-- begin DATA SUPPLIED --

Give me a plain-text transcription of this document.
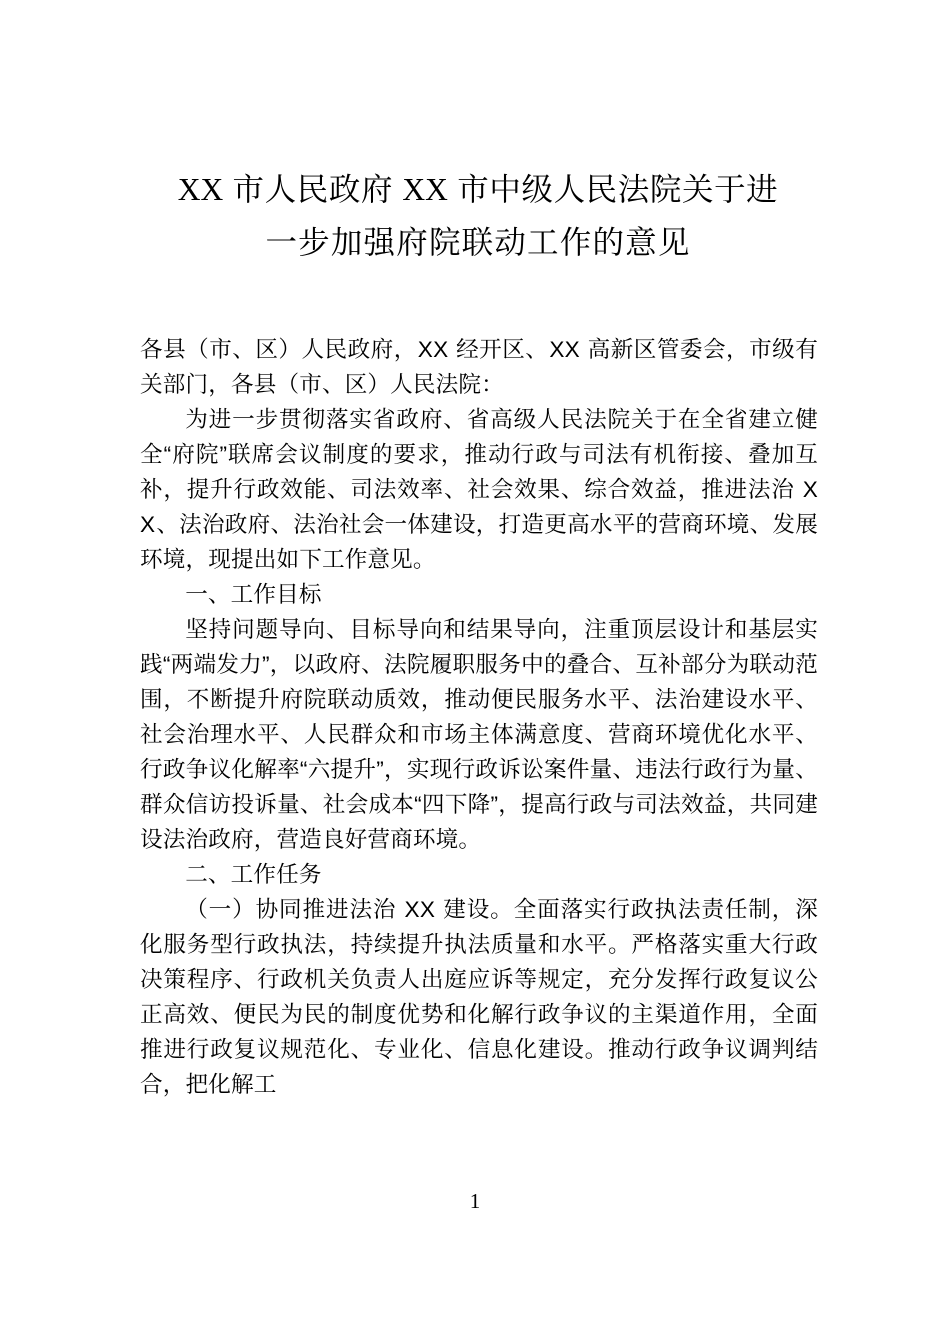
XX 市人民政府 XX 市中级人民法院关于进
一步加强府院联动工作的意见

各县（市、区）人民政府，XX 经开区、XX 高新区管委会，市级有关部门，各县（市、区）人民法院：

为进一步贯彻落实省政府、省高级人民法院关于在全省建立健全“府院”联席会议制度的要求，推动行政与司法有机衔接、叠加互补，提升行政效能、司法效率、社会效果、综合效益，推进法治 XX、法治政府、法治社会一体建设，打造更高水平的营商环境、发展环境，现提出如下工作意见。

一、工作目标

坚持问题导向、目标导向和结果导向，注重顶层设计和基层实践“两端发力”，以政府、法院履职服务中的叠合、互补部分为联动范围，不断提升府院联动质效，推动便民服务水平、法治建设水平、社会治理水平、人民群众和市场主体满意度、营商环境优化水平、行政争议化解率“六提升”，实现行政诉讼案件量、违法行政行为量、群众信访投诉量、社会成本“四下降”，提高行政与司法效益，共同建设法治政府，营造良好营商环境。

二、工作任务

（一）协同推进法治 XX 建设。全面落实行政执法责任制，深化服务型行政执法，持续提升执法质量和水平。严格落实重大行政决策程序、行政机关负责人出庭应诉等规定，充分发挥行政复议公正高效、便民为民的制度优势和化解行政争议的主渠道作用，全面推进行政复议规范化、专业化、信息化建设。推动行政争议调判结合，把化解工

1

-- end DATA SUPPLIED --

• **PROBLEM TO SOLVE**
Set down all the entries exactly as they appear, but skip any pictures.

• **TASK RESPONSE**
Give me a plain-text transcription of this document.
XX 市人民政府 XX 市中级人民法院关于进
一步加强府院联动工作的意见

各县（市、区）人民政府，XX 经开区、XX 高新区管委会，市级有关部门，各县（市、区）人民法院：

为进一步贯彻落实省政府、省高级人民法院关于在全省建立健全“府院”联席会议制度的要求，推动行政与司法有机衔接、叠加互补，提升行政效能、司法效率、社会效果、综合效益，推进法治 XX、法治政府、法治社会一体建设，打造更高水平的营商环境、发展环境，现提出如下工作意见。

一、工作目标

坚持问题导向、目标导向和结果导向，注重顶层设计和基层实践“两端发力”，以政府、法院履职服务中的叠合、互补部分为联动范围，不断提升府院联动质效，推动便民服务水平、法治建设水平、社会治理水平、人民群众和市场主体满意度、营商环境优化水平、行政争议化解率“六提升”，实现行政诉讼案件量、违法行政行为量、群众信访投诉量、社会成本“四下降”，提高行政与司法效益，共同建设法治政府，营造良好营商环境。

二、工作任务

（一）协同推进法治 XX 建设。全面落实行政执法责任制，深化服务型行政执法，持续提升执法质量和水平。严格落实重大行政决策程序、行政机关负责人出庭应诉等规定，充分发挥行政复议公正高效、便民为民的制度优势和化解行政争议的主渠道作用，全面推进行政复议规范化、专业化、信息化建设。推动行政争议调判结合，把化解工

1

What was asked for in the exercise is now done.